__Exercise details__
Output only the count of lines that contain "Stefan".
+--
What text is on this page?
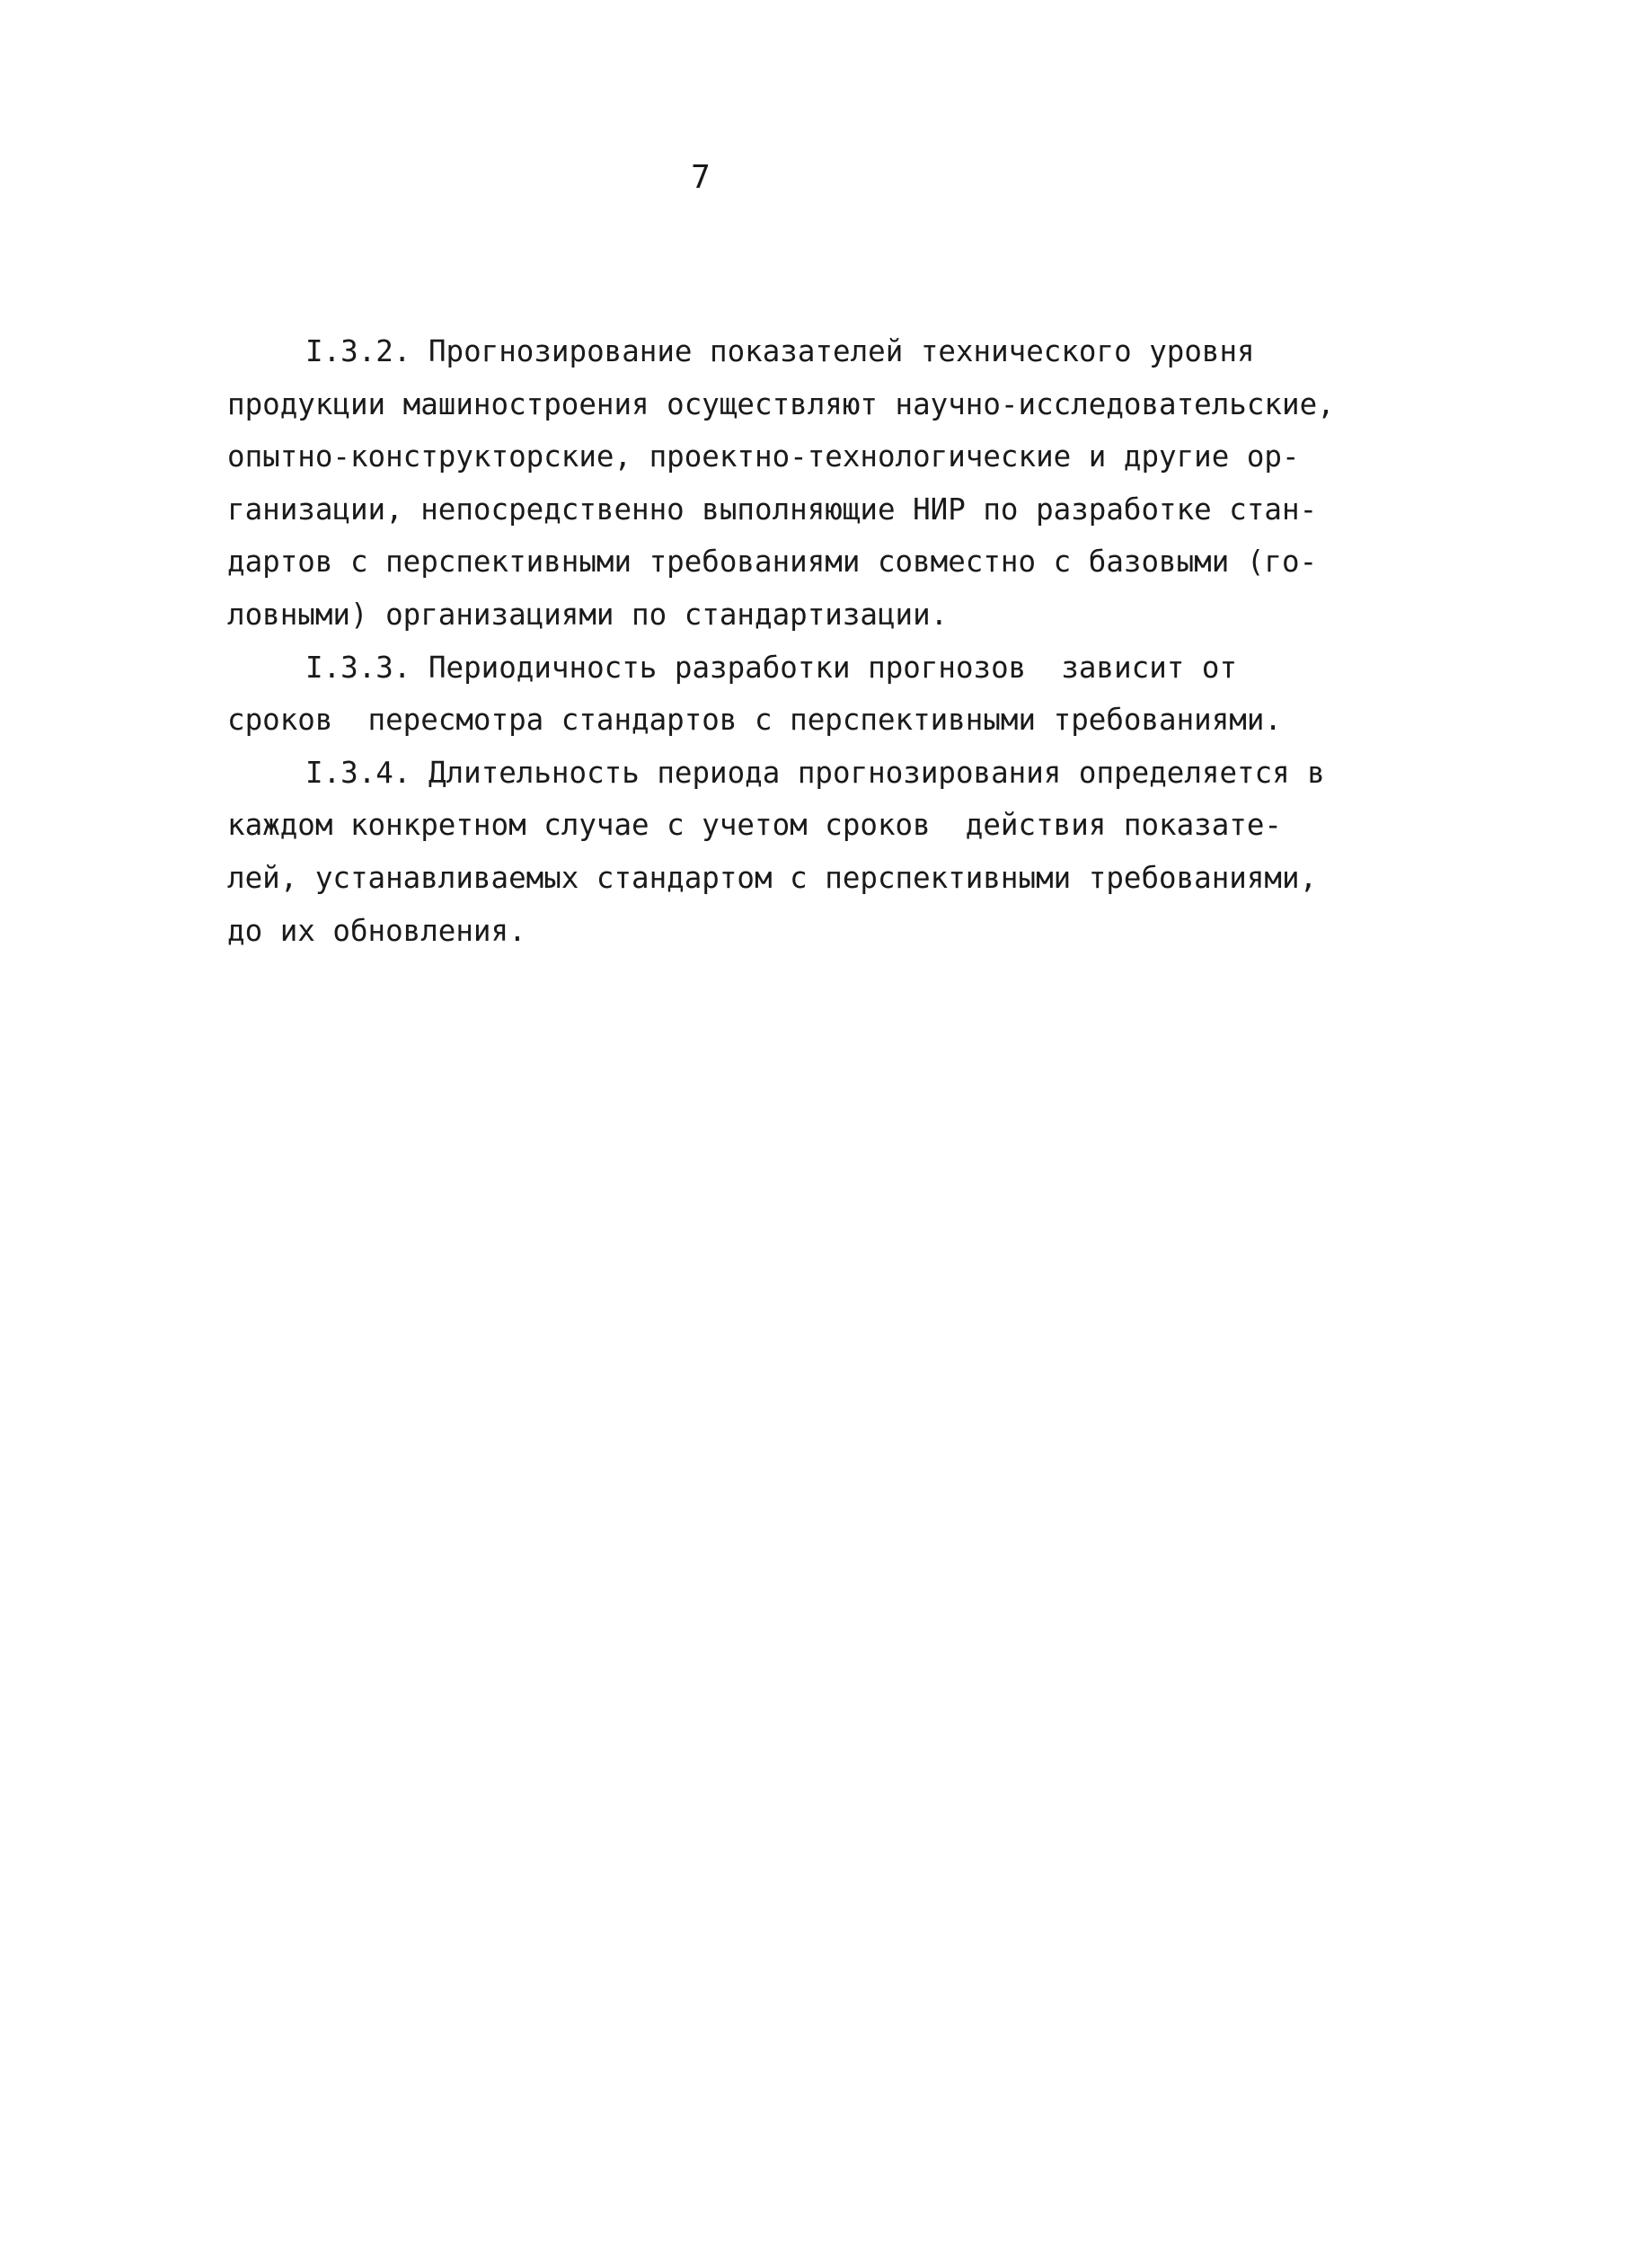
7
I.3.2. Прогнозирование показателей технического уровня
продукции машиностроения осуществляют научно-исследовательские,
опытно-конструкторские, проектно-технологические и другие ор-
ганизации, непосредственно выполняющие НИР по разработке стан-
дартов с перспективными требованиями совместно с базовыми (го-
ловными) организациями по стандартизации.
I.3.3. Периодичность разработки прогнозов  зависит от
сроков  пересмотра стандартов с перспективными требованиями.
I.3.4. Длительность периода прогнозирования определяется в
каждом конкретном случае с учетом сроков  действия показате-
лей, устанавливаемых стандартом с перспективными требованиями,
до их обновления.
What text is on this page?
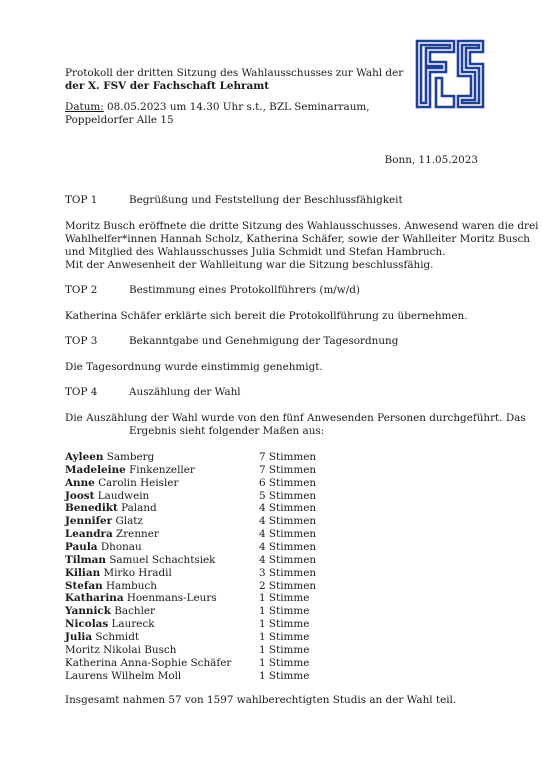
Protokoll der dritten Sitzung des Wahlausschusses zur Wahl der
der X. FSV der Fachschaft Lehramt
Datum: 08.05.2023 um 14.30 Uhr s.t., BZL Seminarraum,
Poppeldorfer Alle 15
Bonn, 11.05.2023
TOP 1	Begrüßung und Feststellung der Beschlussfähigkeit
Moritz Busch eröffnete die dritte Sitzung des Wahlausschusses. Anwesend waren die drei
Wahlhelfer*innen Hannah Scholz, Katherina Schäfer, sowie der Wahlleiter Moritz Busch
und Mitglied des Wahlausschusses Julia Schmidt und Stefan Hambruch.
Mit der Anwesenheit der Wahlleitung war die Sitzung beschlussfähig.
TOP 2	Bestimmung eines Protokollführers (m/w/d)
Katherina Schäfer erklärte sich bereit die Protokollführung zu übernehmen.
TOP 3	Bekanntgabe und Genehmigung der Tagesordnung
Die Tagesordnung wurde einstimmig genehmigt.
TOP 4	Auszählung der Wahl
Die Auszählung der Wahl wurde von den fünf Anwesenden Personen durchgeführt. Das
Ergebnis sieht folgender Maßen aus:
Ayleen Samberg	7 Stimmen
Madeleine Finkenzeller	7 Stimmen
Anne Carolin Heisler	6 Stimmen
Joost Laudwein	5 Stimmen
Benedikt Paland	4 Stimmen
Jennifer Glatz	4 Stimmen
Leandra Zrenner	4 Stimmen
Paula Dhonau	4 Stimmen
Tilman Samuel Schachtsiek	4 Stimmen
Kilian Mirko Hradil	3 Stimmen
Stefan Hambuch	2 Stimmen
Katharina Hoenmans-Leurs	1 Stimme
Yannick Bachler	1 Stimme
Nicolas Laureck	1 Stimme
Julia Schmidt	1 Stimme
Moritz Nikolai Busch	1 Stimme
Katherina Anna-Sophie Schäfer	1 Stimme
Laurens Wilhelm Moll	1 Stimme
Insgesamt nahmen 57 von 1597 wahlberechtigten Studis an der Wahl teil.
+--
__Answer below__
2